PROBLEM TO WORK ON ▸ For the listing below, give the count of lines containing "Deportivas", and no other text.
══════
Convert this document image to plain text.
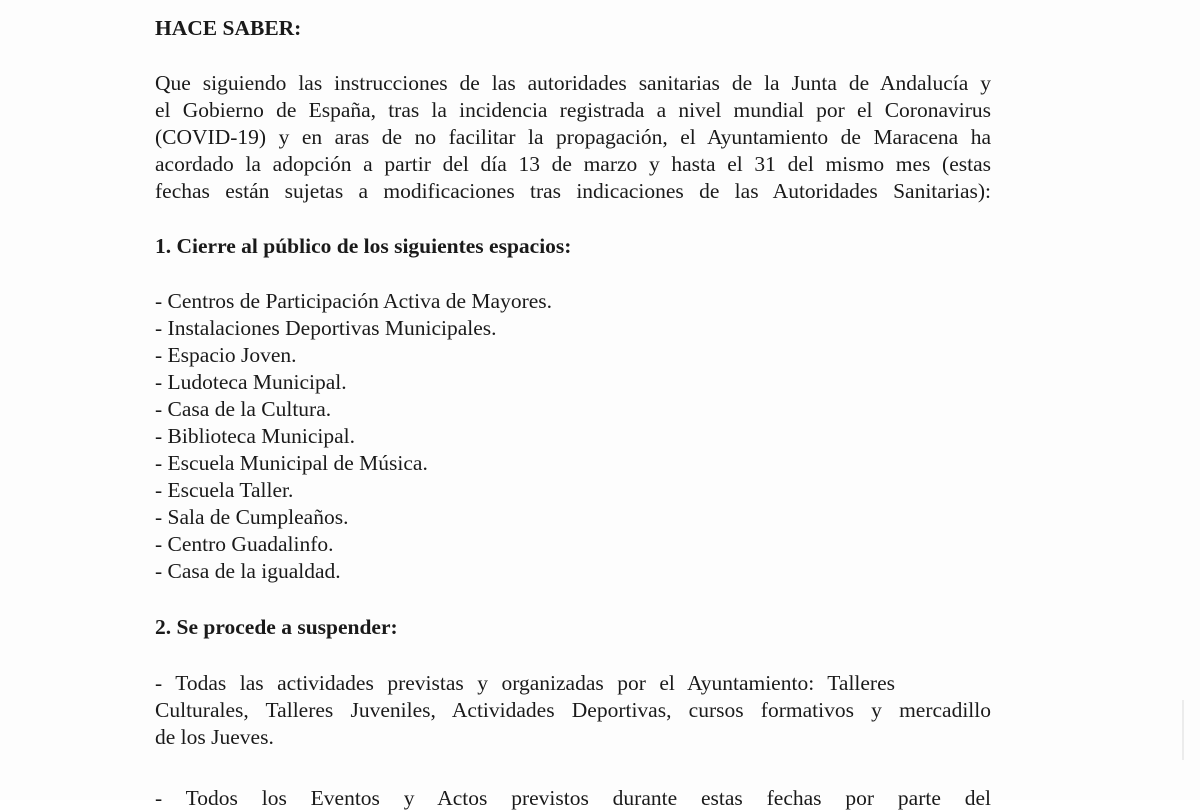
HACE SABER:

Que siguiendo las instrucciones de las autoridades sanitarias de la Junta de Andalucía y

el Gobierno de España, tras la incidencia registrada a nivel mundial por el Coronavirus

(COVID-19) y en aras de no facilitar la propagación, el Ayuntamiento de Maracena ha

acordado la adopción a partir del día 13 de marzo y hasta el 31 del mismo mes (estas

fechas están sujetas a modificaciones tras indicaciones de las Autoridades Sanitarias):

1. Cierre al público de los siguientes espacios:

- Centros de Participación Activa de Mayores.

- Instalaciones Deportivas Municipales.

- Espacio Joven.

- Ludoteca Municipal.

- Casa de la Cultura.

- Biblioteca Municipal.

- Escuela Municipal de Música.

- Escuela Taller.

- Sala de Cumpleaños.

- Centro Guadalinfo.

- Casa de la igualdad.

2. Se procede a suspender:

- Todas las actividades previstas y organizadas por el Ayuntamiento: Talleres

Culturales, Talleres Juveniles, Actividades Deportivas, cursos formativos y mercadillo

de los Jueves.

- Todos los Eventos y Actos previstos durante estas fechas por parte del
══════
WRITTEN SOLUTION ▸ 2